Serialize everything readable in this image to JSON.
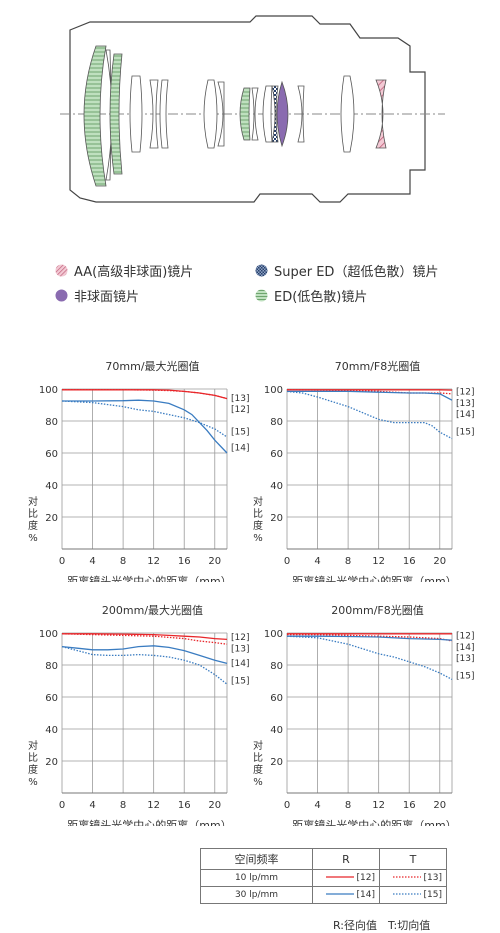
{
  "legend": [
    {
      "label": "AA(高级非球面)镜片",
      "icon": "hatched-circle-icon",
      "color": "#c0607a"
    },
    {
      "label": "Super ED（超低色散）镜片",
      "icon": "checkered-circle-icon",
      "color": "#27406b"
    },
    {
      "label": "非球面镜片",
      "icon": "filled-circle-icon",
      "color": "#8a6bb0"
    },
    {
      "label": "ED(低色散)镜片",
      "icon": "striped-circle-icon",
      "color": "#9dc99d"
    }
  ],
  "colors": {
    "r10": "#e8262a",
    "r30": "#3a7cc1"
  },
  "chart_data": [
    {
      "type": "line",
      "title": "70mm/最大光圈值",
      "xlabel": "距离镜头光学中心的距离（mm）",
      "ylabel": "对比度%",
      "xlim": [
        0,
        21.6
      ],
      "ylim": [
        0,
        100
      ],
      "xticks": [
        0,
        4,
        8,
        12,
        16,
        20
      ],
      "yticks": [
        20,
        40,
        60,
        80,
        100
      ],
      "grid": true,
      "series": [
        {
          "name": "[12]",
          "style": "r10",
          "x": [
            0,
            4,
            8,
            12,
            14,
            16,
            18,
            20,
            21.6
          ],
          "y": [
            99.5,
            99.5,
            99.5,
            99.5,
            99.3,
            98.5,
            97.5,
            96,
            94
          ]
        },
        {
          "name": "[13]",
          "style": "t10",
          "x": [
            0,
            4,
            8,
            12,
            14,
            16,
            18,
            20,
            21.6
          ],
          "y": [
            99.5,
            99.5,
            99.5,
            99.3,
            99,
            98.5,
            97.5,
            96,
            94
          ]
        },
        {
          "name": "[14]",
          "style": "r30",
          "x": [
            0,
            4,
            8,
            10,
            12,
            14,
            16,
            17,
            18,
            19,
            20,
            21.6
          ],
          "y": [
            92.5,
            92.5,
            92.7,
            93,
            92.5,
            91,
            87,
            84,
            79,
            74,
            68,
            60
          ]
        },
        {
          "name": "[15]",
          "style": "t30",
          "x": [
            0,
            4,
            8,
            10,
            12,
            14,
            16,
            18,
            20,
            21.6
          ],
          "y": [
            92.5,
            91.5,
            89,
            87,
            86,
            84,
            82,
            79,
            75,
            70
          ]
        }
      ],
      "labels": [
        {
          "text": "[13]",
          "y": 95
        },
        {
          "text": "[12]",
          "y": 88
        },
        {
          "text": "[15]",
          "y": 74
        },
        {
          "text": "[14]",
          "y": 64
        }
      ]
    },
    {
      "type": "line",
      "title": "70mm/F8光圈值",
      "xlabel": "距离镜头光学中心的距离（mm）",
      "ylabel": "对比度%",
      "xlim": [
        0,
        21.6
      ],
      "ylim": [
        0,
        100
      ],
      "xticks": [
        0,
        4,
        8,
        12,
        16,
        20
      ],
      "yticks": [
        20,
        40,
        60,
        80,
        100
      ],
      "grid": true,
      "series": [
        {
          "name": "[12]",
          "style": "r10",
          "x": [
            0,
            4,
            8,
            12,
            16,
            20,
            21.6
          ],
          "y": [
            99.5,
            99.5,
            99.5,
            99.5,
            99.5,
            99.5,
            99.3
          ]
        },
        {
          "name": "[13]",
          "style": "t10",
          "x": [
            0,
            4,
            8,
            12,
            14,
            16,
            20,
            21.6
          ],
          "y": [
            99.5,
            99.3,
            99,
            98.5,
            98,
            97.5,
            97.5,
            97
          ]
        },
        {
          "name": "[14]",
          "style": "r30",
          "x": [
            0,
            4,
            8,
            12,
            16,
            18,
            20,
            21.6
          ],
          "y": [
            98.5,
            98.5,
            98.5,
            98,
            97.5,
            97.5,
            97,
            93
          ]
        },
        {
          "name": "[15]",
          "style": "t30",
          "x": [
            0,
            2,
            4,
            6,
            8,
            10,
            12,
            14,
            16,
            18,
            19,
            20,
            21.6
          ],
          "y": [
            98.5,
            97.5,
            95,
            92,
            89,
            85,
            81,
            79,
            79,
            79,
            77,
            73,
            69
          ]
        }
      ],
      "labels": [
        {
          "text": "[12]",
          "y": 99
        },
        {
          "text": "[13]",
          "y": 92
        },
        {
          "text": "[14]",
          "y": 85
        },
        {
          "text": "[15]",
          "y": 74
        }
      ]
    },
    {
      "type": "line",
      "title": "200mm/最大光圈值",
      "xlabel": "距离镜头光学中心的距离（mm）",
      "ylabel": "对比度%",
      "xlim": [
        0,
        21.6
      ],
      "ylim": [
        0,
        100
      ],
      "xticks": [
        0,
        4,
        8,
        12,
        16,
        20
      ],
      "yticks": [
        20,
        40,
        60,
        80,
        100
      ],
      "grid": true,
      "series": [
        {
          "name": "[12]",
          "style": "r10",
          "x": [
            0,
            4,
            8,
            12,
            14,
            16,
            18,
            20,
            21.6
          ],
          "y": [
            99.5,
            99.5,
            99.3,
            99,
            98.5,
            98,
            97.5,
            96.5,
            96
          ]
        },
        {
          "name": "[13]",
          "style": "t10",
          "x": [
            0,
            4,
            8,
            12,
            16,
            18,
            20,
            21.6
          ],
          "y": [
            99.5,
            99,
            98.5,
            98,
            96.5,
            95,
            94,
            93
          ]
        },
        {
          "name": "[14]",
          "style": "r30",
          "x": [
            0,
            2,
            4,
            6,
            8,
            10,
            12,
            14,
            16,
            18,
            20,
            21.6
          ],
          "y": [
            91.5,
            90.5,
            89.5,
            89.5,
            90,
            91.5,
            92,
            91,
            89,
            86,
            83,
            81
          ]
        },
        {
          "name": "[15]",
          "style": "t30",
          "x": [
            0,
            2,
            4,
            6,
            8,
            10,
            12,
            14,
            16,
            18,
            20,
            21.6
          ],
          "y": [
            91.5,
            89,
            86.5,
            86,
            86,
            86.5,
            86,
            85,
            83,
            80,
            74,
            68
          ]
        }
      ],
      "labels": [
        {
          "text": "[12]",
          "y": 98
        },
        {
          "text": "[13]",
          "y": 91
        },
        {
          "text": "[14]",
          "y": 82
        },
        {
          "text": "[15]",
          "y": 71
        }
      ]
    },
    {
      "type": "line",
      "title": "200mm/F8光圈值",
      "xlabel": "距离镜头光学中心的距离（mm）",
      "ylabel": "对比度%",
      "xlim": [
        0,
        21.6
      ],
      "ylim": [
        0,
        100
      ],
      "xticks": [
        0,
        4,
        8,
        12,
        16,
        20
      ],
      "yticks": [
        20,
        40,
        60,
        80,
        100
      ],
      "grid": true,
      "series": [
        {
          "name": "[12]",
          "style": "r10",
          "x": [
            0,
            4,
            8,
            12,
            16,
            20,
            21.6
          ],
          "y": [
            99.5,
            99.5,
            99.5,
            99.5,
            99.5,
            99.5,
            99.5
          ]
        },
        {
          "name": "[13]",
          "style": "t10",
          "x": [
            0,
            4,
            8,
            12,
            16,
            20,
            21.6
          ],
          "y": [
            99,
            99,
            98.5,
            98,
            97.5,
            96.5,
            95
          ]
        },
        {
          "name": "[14]",
          "style": "r30",
          "x": [
            0,
            4,
            8,
            12,
            16,
            20,
            21.6
          ],
          "y": [
            98,
            98,
            97.8,
            97.5,
            96.5,
            96,
            95.5
          ]
        },
        {
          "name": "[15]",
          "style": "t30",
          "x": [
            0,
            2,
            4,
            6,
            8,
            10,
            12,
            14,
            16,
            18,
            20,
            21.6
          ],
          "y": [
            98,
            97.5,
            97,
            95,
            93,
            90,
            87,
            85,
            82,
            79,
            75,
            71
          ]
        }
      ],
      "labels": [
        {
          "text": "[12]",
          "y": 99
        },
        {
          "text": "[14]",
          "y": 92
        },
        {
          "text": "[13]",
          "y": 85
        },
        {
          "text": "[15]",
          "y": 74
        }
      ]
    }
  ],
  "table": {
    "header": [
      "空间频率",
      "R",
      "T"
    ],
    "rows": [
      {
        "freq": "10 lp/mm",
        "r_label": "[12]",
        "t_label": "[13]"
      },
      {
        "freq": "30 lp/mm",
        "r_label": "[14]",
        "t_label": "[15]"
      }
    ]
  },
  "note": "R:径向值　T:切向值"
}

####

• [Task objective]:
From the listing above, copy all lines holding the word "circle".

• [Result for this exercise]:
      "icon": "hatched-circle-icon",
      "icon": "checkered-circle-icon",
      "icon": "filled-circle-icon",
      "icon": "striped-circle-icon",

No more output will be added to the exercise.